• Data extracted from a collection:
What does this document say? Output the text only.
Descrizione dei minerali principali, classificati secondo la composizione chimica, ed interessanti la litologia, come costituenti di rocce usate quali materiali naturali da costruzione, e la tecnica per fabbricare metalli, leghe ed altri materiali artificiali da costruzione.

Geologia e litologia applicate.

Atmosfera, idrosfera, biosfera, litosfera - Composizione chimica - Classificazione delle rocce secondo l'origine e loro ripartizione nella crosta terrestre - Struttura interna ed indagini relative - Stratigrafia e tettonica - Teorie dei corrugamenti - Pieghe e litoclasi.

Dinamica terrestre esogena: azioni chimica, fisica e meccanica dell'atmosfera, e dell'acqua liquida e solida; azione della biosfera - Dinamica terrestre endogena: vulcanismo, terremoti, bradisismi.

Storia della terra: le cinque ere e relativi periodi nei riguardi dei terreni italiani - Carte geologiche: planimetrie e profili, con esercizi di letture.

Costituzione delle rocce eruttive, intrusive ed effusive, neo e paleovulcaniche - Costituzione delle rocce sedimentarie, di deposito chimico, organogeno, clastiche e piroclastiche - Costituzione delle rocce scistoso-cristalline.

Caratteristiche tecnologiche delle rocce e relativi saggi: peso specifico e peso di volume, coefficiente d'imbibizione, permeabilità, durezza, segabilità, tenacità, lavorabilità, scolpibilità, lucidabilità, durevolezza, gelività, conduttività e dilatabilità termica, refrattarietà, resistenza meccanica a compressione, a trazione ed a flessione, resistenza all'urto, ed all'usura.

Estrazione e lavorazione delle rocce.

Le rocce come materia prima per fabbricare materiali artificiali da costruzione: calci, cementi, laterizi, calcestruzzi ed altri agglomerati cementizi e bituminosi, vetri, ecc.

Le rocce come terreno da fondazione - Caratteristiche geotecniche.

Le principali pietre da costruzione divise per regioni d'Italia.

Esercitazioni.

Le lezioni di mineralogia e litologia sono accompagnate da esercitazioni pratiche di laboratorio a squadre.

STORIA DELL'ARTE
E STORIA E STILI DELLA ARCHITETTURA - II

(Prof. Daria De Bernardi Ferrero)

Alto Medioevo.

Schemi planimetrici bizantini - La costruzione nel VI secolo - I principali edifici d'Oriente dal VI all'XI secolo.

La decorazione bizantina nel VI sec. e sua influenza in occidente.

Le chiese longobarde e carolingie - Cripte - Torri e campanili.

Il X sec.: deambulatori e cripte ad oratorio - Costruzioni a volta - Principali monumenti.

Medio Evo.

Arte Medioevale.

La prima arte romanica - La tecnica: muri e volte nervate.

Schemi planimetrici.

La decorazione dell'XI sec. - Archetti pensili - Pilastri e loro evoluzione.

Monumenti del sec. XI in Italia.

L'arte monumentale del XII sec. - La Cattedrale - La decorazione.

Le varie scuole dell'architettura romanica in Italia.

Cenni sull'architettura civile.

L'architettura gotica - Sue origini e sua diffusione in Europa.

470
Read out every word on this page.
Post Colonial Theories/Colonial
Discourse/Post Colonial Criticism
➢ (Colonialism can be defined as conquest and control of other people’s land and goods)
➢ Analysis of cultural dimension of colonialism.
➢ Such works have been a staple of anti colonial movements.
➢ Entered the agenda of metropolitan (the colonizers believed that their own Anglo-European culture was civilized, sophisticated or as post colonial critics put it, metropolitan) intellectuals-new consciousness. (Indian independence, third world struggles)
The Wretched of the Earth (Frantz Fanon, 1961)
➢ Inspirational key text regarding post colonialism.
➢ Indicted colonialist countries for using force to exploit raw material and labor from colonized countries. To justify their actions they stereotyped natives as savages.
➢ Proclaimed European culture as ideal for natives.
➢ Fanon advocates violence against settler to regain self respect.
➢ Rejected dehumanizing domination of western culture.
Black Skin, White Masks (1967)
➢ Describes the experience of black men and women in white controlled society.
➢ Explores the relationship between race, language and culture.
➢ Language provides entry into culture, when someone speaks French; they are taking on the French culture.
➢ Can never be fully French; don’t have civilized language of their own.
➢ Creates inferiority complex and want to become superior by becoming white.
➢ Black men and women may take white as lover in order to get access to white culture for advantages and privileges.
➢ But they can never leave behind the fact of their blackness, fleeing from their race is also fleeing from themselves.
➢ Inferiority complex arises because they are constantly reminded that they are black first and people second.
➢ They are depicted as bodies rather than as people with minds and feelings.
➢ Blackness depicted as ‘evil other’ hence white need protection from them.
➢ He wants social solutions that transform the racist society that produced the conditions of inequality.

• Exercise requirements:
Every entry needs to be retyped exactly.

• Answer below:
What does this document say? Output the text only.
Descrizione dei minerali principali, classificati secondo la composizione chimica, ed interessanti la litologia, come costituenti di rocce usate quali materiali naturali da costruzione, e la tecnica per fabbricare metalli, leghe ed altri materiali artificiali da costruzione.

Geologia e litologia applicate.

Atmosfera, idrosfera, biosfera, litosfera - Composizione chimica - Classificazione delle rocce secondo l'origine e loro ripartizione nella crosta terrestre - Struttura interna ed indagini relative - Stratigrafia e tettonica - Teorie dei corrugamenti - Pieghe e litoclasi.

Dinamica terrestre esogena: azioni chimica, fisica e meccanica dell'atmosfera, e dell'acqua liquida e solida; azione della biosfera - Dinamica terrestre endogena: vulcanismo, terremoti, bradisismi.

Storia della terra: le cinque ere e relativi periodi nei riguardi dei terreni italiani - Carte geologiche: planimetrie e profili, con esercizi di letture.

Costituzione delle rocce eruttive, intrusive ed effusive, neo e paleovulcaniche - Costituzione delle rocce sedimentarie, di deposito chimico, organogeno, clastiche e piroclastiche - Costituzione delle rocce scistoso-cristalline.

Caratteristiche tecnologiche delle rocce e relativi saggi: peso specifico e peso di volume, coefficiente d'imbibizione, permeabilità, durezza, segabilità, tenacità, lavorabilità, scolpibilità, lucidabilità, durevolezza, gelività, conduttività e dilatabilità termica, refrattarietà, resistenza meccanica a compressione, a trazione ed a flessione, resistenza all'urto, ed all'usura.

Estrazione e lavorazione delle rocce.

Le rocce come materia prima per fabbricare materiali artificiali da costruzione: calci, cementi, laterizi, calcestruzzi ed altri agglomerati cementizi e bituminosi, vetri, ecc.

Le rocce come terreno da fondazione - Caratteristiche geotecniche.

Le principali pietre da costruzione divise per regioni d'Italia.

Esercitazioni.

Le lezioni di mineralogia e litologia sono accompagnate da esercitazioni pratiche di laboratorio a squadre.

STORIA DELL'ARTE
E STORIA E STILI DELLA ARCHITETTURA - II

(Prof. Daria De Bernardi Ferrero)

Alto Medioevo.

Schemi planimetrici bizantini - La costruzione nel VI secolo - I principali edifici d'Oriente dal VI all'XI secolo.

La decorazione bizantina nel VI sec. e sua influenza in occidente.

Le chiese longobarde e carolingie - Cripte - Torri e campanili.

Il X sec.: deambulatori e cripte ad oratorio - Costruzioni a volta - Principali monumenti.

Medio Evo.

Arte Medioevale.

La prima arte romanica - La tecnica: muri e volte nervate.

Schemi planimetrici.

La decorazione dell'XI sec. - Archetti pensili - Pilastri e loro evoluzione.

Monumenti del sec. XI in Italia.

L'arte monumentale del XII sec. - La Cattedrale - La decorazione.

Le varie scuole dell'architettura romanica in Italia.

Cenni sull'architettura civile.

L'architettura gotica - Sue origini e sua diffusione in Europa.

470
Read out every word on this page.
Post Colonial Theories/Colonial
Discourse/Post Colonial Criticism
➢ (Colonialism can be defined as conquest and control of other people’s land and goods)
➢ Analysis of cultural dimension of colonialism.
➢ Such works have been a staple of anti colonial movements.
➢ Entered the agenda of metropolitan (the colonizers believed that their own Anglo-European culture was civilized, sophisticated or as post colonial critics put it, metropolitan) intellectuals-new consciousness. (Indian independence, third world struggles)
The Wretched of the Earth (Frantz Fanon, 1961)
➢ Inspirational key text regarding post colonialism.
➢ Indicted colonialist countries for using force to exploit raw material and labor from colonized countries. To justify their actions they stereotyped natives as savages.
➢ Proclaimed European culture as ideal for natives.
➢ Fanon advocates violence against settler to regain self respect.
➢ Rejected dehumanizing domination of western culture.
Black Skin, White Masks (1967)
➢ Describes the experience of black men and women in white controlled society.
➢ Explores the relationship between race, language and culture.
➢ Language provides entry into culture, when someone speaks French; they are taking on the French culture.
➢ Can never be fully French; don’t have civilized language of their own.
➢ Creates inferiority complex and want to become superior by becoming white.
➢ Black men and women may take white as lover in order to get access to white culture for advantages and privileges.
➢ But they can never leave behind the fact of their blackness, fleeing from their race is also fleeing from themselves.
➢ Inferiority complex arises because they are constantly reminded that they are black first and people second.
➢ They are depicted as bodies rather than as people with minds and feelings.
➢ Blackness depicted as ‘evil other’ hence white need protection from them.
➢ He wants social solutions that transform the racist society that produced the conditions of inequality.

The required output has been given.